## 所给文本
┄┄┄┄┄┄┄┄┄┄

1)数据集中包含41维特征,其中包括38个数字型特征与3个字符型特征。在数据训练前,将字符数据转换成二进制形式,例如将属性特征protocol_type的3种类型分别用二进制表示为tcp[1,0,0]、udp[0,1,0]、icmp[0,0,1],将其余字符型特征都以二进制形式表示。

2) 在数据分析前, 利用归一化方式将不同维度、性质的数据转换为0~1, 转换公式如下:

$ y = \frac{{y - {\rm{MIN}}}}{{{\rm{MAX}} - {\rm{MIN}}}} $

(22)

其中, y为数据中某维度中的任意值, MAX为该维度中的最大值, MIN为该维度中的最小值。

3)将5种攻击类型分别以对应的编码映射表示为Normal[1,0,0,0,0]、DOS[0,1,0,0,0]、U2R[0,0,1,0,0]、R2L[0,0,0,1,0]和Probe[0,0,0,0,1]。

2.2 实验评价指标

实验采用准确率(A_ACC)、误报率(F_FPR)和训练时间作为评价指标, 具体计算公式如下:

$ \begin{array}{*{20}{l}} {{A_{{\rm{ACC}}}} = \frac{{{T_{{\rm{TP}}}} + {T_{{\rm{TN}}}}}}{{{F_{{\rm{FP}}}} + {F_{{\rm{FN}}}} + {T_{{\rm{TP}}}} + {T_{{\rm{TN}}}}}}}\\ {{F_{{\rm{FPR}}}} = \frac{{{F_{{\rm{FP}}}}}}{{{F_{{\rm{FN}}}} + {F_{{\rm{FP}}}}}}} \end{array} $

(23)

其中, F_FP为正常类预测样本数量, T_TP为攻击类样本数量, T_TN为正确预测正常类样本数量, F_FN为攻击类预测为正常类样本数量。

2.3 实验参数设置

DBN-OS-RKELM算法的参数设置如表 2所示, 本文采用RBF作为OS-RKELM的核函数。

本文实验过程中正则化系数(γ)、惩罚因子(C)、隐含层个数(L)和新样本数量(Batch)为随机设定, 对入侵检测准确率结果有较大影响, 如表 3所示。通过多次实验, 将γ、C、L、Batch 4个参数分别进行循环测试, 得到检测准确率最高的参数作为本文最佳参数值。

2.4 结果分析

实验从检测准确率与训练时间两方面对DBN-OS-RKELM算法进行评价。为证明DBN-OS-RKELM算法的泛化能力和训练速率, 与ELM、OS-ELM和基于DBN的在线序列极限学习机(DBN-based Online Sequential Extreme Learning Machine, DBN-OS-ELM)算法进行比较。

┄┄┄┄┄┄┄┄┄┄

## 提取数据
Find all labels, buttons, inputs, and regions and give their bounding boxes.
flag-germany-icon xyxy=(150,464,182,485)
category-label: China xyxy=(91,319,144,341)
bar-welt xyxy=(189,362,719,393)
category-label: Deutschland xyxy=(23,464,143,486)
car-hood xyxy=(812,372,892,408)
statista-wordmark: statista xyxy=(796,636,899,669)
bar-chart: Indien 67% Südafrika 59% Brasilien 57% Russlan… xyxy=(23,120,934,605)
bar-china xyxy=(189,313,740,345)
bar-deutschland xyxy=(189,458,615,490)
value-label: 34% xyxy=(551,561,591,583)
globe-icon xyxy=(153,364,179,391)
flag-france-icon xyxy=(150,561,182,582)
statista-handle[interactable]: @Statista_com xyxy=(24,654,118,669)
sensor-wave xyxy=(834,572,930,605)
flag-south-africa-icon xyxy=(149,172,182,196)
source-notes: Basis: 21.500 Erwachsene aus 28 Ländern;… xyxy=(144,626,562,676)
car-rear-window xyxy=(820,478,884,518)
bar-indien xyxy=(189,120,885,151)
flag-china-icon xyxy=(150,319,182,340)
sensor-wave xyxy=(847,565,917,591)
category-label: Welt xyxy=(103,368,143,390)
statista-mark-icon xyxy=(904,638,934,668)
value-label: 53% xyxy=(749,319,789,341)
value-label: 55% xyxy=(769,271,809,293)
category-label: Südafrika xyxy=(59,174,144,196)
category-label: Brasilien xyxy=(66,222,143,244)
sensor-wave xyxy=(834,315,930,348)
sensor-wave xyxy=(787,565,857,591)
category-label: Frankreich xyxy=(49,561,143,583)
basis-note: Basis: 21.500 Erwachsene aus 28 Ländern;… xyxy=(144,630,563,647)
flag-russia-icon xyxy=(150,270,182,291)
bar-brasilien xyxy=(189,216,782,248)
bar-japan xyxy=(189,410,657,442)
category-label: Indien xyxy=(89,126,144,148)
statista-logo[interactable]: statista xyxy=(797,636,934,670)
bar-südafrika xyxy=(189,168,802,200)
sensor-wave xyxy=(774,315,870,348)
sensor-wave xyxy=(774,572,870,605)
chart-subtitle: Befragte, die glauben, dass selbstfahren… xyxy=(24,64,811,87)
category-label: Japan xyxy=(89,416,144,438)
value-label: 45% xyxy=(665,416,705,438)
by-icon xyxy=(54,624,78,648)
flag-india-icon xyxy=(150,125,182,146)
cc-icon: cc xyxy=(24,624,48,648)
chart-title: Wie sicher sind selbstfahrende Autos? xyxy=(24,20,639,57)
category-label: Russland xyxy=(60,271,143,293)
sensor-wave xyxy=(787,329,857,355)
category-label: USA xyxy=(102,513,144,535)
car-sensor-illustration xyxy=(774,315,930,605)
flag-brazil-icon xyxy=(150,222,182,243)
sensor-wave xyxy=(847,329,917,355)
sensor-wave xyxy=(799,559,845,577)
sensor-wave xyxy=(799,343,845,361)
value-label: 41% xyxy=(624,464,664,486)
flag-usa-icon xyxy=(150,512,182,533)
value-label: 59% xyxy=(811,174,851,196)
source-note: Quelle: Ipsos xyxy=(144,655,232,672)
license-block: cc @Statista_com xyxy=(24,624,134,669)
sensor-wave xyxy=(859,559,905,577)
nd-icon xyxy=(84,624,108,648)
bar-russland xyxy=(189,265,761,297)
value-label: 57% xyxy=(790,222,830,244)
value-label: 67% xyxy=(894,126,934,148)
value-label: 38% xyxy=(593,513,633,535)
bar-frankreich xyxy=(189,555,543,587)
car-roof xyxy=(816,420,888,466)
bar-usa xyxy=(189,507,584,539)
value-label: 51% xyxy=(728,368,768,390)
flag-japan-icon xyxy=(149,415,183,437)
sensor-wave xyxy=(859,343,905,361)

┄┄┄┄┄┄┄┄┄┄

## 思考练习
1 - 抄录入侵检测实验文本中的一段，从含有“3)将5种攻击类型分别以对应”的词句写起，写到“T_TP为攻击类样本数量, T_TN为正确预测正常类样本数量, F_FN为攻击类预测为正常类样本数量。”为止。
2 - 接着入侵检测实验文本的最后一句往下续写。
这些记录是另行提供的材料，与入侵检测实验文本互不相干。

## 各题答案
1 -
3)将5种攻击类型分别以对应的编码映射表示为Normal[1,0,0,0,0]、DOS[0,1,0,0,0]、U2R[0,0,1,0,0]、R2L[0,0,0,1,0]和Probe[0,0,0,0,1]。

2.2 实验评价指标

实验采用准确率(A_ACC)、误报率(F_FPR)和训练时间作为评价指标, 具体计算公式如下:

$ \begin{array}{*{20}{l}} {{A_{{\rm{ACC}}}} = \frac{{{T_{{\rm{TP}}}} + {T_{{\rm{TN}}}}}}{{{F_{{\rm{FP}}}} + {F_{{\rm{FN}}}} + {T_{{\rm{TP}}}} + {T_{{\rm{TN}}}}}}}\\ {{F_{{\rm{FPR}}}} = \frac{{{F_{{\rm{FP}}}}}}{{{F_{{\rm{FN}}}} + {F_{{\rm{FP}}}}}}} \end{array} $

(23)

其中, F_FP为正常类预测样本数量, T_TP为攻击类样本数量, T_TN为正确预测正常类样本数量, F_FN为攻击类预测为正常类样本数量。

2 -
实验采用KDDtrain+训练集和KDDtest+测试集对算法性能进行评估。首先在相同实验平台和特征数目的条件下, 优化ELM、OS-ELM、DBN-OS-ELM和DBN-OS-RKELM算法参数, 使其达到最佳值。为保证实验准确性, 每种算法运行20次, 取平均值为最终结果。

实验1 分别比较OS-ELM、DBN-OS-ELM和DBN-OS-RKELM这3种算法的隐含层对检测准确率的影响, 如图 6所示。DBN-OS-RKELM算法在隐含层节点为100时准确率最高。隐含层节点个数对OS-ELM算法准确率影响较明显, 这是因为作为单隐层网络结构, 隐含层个数对分类结果的影响很大。若隐含层节点个数过少, 则网络达不到预期的学习能力与检测效果; 若隐含层节点个数与特征维度过多, 增加了训练时间和网络复杂度, 导致泛化能力降低, 则会造成过拟合现象。DBN-OS-ELM算法在隐含层节点个数达到70之后, 准确率下降, 并保持趋于稳定的状态, 因此实验中选取的DBN-OS-RKELM和OS-ELM算法的隐含层个数为100, DBN-OS-ELM算法的隐含层个数为70。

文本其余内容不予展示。